Everything from the line that contains "What text is on this page?" through the final line of the records should be written out exactly, and nothing outside that span.

[Items listed in a dataset]
━━━━

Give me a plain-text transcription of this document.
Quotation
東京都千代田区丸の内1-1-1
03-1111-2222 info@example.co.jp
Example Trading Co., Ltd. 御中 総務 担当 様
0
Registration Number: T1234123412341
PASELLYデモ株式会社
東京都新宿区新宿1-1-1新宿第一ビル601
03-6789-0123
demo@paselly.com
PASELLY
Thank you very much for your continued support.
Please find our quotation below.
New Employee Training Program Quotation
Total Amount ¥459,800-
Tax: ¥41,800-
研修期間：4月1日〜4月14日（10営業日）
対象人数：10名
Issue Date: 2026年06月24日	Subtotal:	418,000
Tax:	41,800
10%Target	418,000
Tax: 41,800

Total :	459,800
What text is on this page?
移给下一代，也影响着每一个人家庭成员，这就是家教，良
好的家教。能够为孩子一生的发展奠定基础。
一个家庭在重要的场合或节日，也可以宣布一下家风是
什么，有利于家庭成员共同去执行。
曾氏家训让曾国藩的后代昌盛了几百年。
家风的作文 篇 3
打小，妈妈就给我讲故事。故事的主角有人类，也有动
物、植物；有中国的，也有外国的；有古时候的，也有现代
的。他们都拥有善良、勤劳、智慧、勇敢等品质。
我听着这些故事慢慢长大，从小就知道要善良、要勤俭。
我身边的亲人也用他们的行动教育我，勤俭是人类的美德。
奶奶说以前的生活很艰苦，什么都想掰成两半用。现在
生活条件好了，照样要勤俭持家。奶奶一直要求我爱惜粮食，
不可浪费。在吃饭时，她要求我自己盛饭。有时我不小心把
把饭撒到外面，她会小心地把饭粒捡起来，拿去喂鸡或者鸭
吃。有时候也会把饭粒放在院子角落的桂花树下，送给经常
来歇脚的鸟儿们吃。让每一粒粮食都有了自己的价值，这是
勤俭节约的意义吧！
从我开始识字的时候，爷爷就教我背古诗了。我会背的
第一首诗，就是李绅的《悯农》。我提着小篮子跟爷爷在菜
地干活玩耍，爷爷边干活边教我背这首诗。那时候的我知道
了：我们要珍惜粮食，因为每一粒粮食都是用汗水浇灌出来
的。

━━━━

__Exercise solution__
What text is on this page?
移给下一代，也影响着每一个人家庭成员，这就是家教，良
好的家教。能够为孩子一生的发展奠定基础。
一个家庭在重要的场合或节日，也可以宣布一下家风是
什么，有利于家庭成员共同去执行。
曾氏家训让曾国藩的后代昌盛了几百年。
家风的作文 篇 3
打小，妈妈就给我讲故事。故事的主角有人类，也有动
物、植物；有中国的，也有外国的；有古时候的，也有现代
的。他们都拥有善良、勤劳、智慧、勇敢等品质。
我听着这些故事慢慢长大，从小就知道要善良、要勤俭。
我身边的亲人也用他们的行动教育我，勤俭是人类的美德。
奶奶说以前的生活很艰苦，什么都想掰成两半用。现在
生活条件好了，照样要勤俭持家。奶奶一直要求我爱惜粮食，
不可浪费。在吃饭时，她要求我自己盛饭。有时我不小心把
把饭撒到外面，她会小心地把饭粒捡起来，拿去喂鸡或者鸭
吃。有时候也会把饭粒放在院子角落的桂花树下，送给经常
来歇脚的鸟儿们吃。让每一粒粮食都有了自己的价值，这是
勤俭节约的意义吧！
从我开始识字的时候，爷爷就教我背古诗了。我会背的
第一首诗，就是李绅的《悯农》。我提着小篮子跟爷爷在菜
地干活玩耍，爷爷边干活边教我背这首诗。那时候的我知道
了：我们要珍惜粮食，因为每一粒粮食都是用汗水浇灌出来
的。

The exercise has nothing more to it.